» WHAT YOU ARE ASKED TO DO:
Search the material below for the word "document". Copy every line that has it.

» DATASET ENTRIES:
....

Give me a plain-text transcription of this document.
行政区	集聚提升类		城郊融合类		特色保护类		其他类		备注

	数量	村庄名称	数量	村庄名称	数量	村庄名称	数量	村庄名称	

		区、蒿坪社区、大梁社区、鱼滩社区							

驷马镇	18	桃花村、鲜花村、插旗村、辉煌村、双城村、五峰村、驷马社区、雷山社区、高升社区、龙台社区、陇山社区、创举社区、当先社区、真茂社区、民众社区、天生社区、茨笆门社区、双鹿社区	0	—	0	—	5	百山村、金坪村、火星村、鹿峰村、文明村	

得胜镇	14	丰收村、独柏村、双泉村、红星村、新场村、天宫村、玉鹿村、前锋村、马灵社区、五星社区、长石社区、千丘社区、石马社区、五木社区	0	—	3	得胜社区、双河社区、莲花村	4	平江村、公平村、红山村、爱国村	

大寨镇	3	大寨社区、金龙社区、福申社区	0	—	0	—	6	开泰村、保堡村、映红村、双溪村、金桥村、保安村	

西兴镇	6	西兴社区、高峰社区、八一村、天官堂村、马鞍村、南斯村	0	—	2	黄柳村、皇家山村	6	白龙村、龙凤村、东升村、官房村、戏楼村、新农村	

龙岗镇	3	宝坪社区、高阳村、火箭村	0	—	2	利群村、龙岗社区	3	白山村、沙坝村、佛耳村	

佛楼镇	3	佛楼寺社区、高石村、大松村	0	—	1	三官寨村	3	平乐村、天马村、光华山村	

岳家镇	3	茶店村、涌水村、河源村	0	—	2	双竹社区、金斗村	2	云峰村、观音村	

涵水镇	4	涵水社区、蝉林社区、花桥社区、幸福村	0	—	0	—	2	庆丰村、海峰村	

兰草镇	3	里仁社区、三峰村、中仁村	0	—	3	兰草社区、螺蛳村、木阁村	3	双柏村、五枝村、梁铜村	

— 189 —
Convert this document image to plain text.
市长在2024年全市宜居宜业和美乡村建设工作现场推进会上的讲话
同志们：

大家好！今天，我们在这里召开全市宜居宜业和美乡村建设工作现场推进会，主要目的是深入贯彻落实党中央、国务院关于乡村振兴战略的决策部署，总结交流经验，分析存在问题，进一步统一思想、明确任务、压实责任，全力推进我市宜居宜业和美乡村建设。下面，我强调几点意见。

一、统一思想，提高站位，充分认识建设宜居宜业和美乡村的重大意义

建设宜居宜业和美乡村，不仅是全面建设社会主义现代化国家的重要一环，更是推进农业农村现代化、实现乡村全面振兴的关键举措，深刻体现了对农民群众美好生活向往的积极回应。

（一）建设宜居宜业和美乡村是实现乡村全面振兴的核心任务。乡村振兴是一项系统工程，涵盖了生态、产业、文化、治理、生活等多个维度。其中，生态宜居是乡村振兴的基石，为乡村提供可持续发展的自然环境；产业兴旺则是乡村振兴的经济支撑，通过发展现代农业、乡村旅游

....

» FULL OUTPUT:
Give me a plain-text transcription of this document.
Convert this document image to plain text.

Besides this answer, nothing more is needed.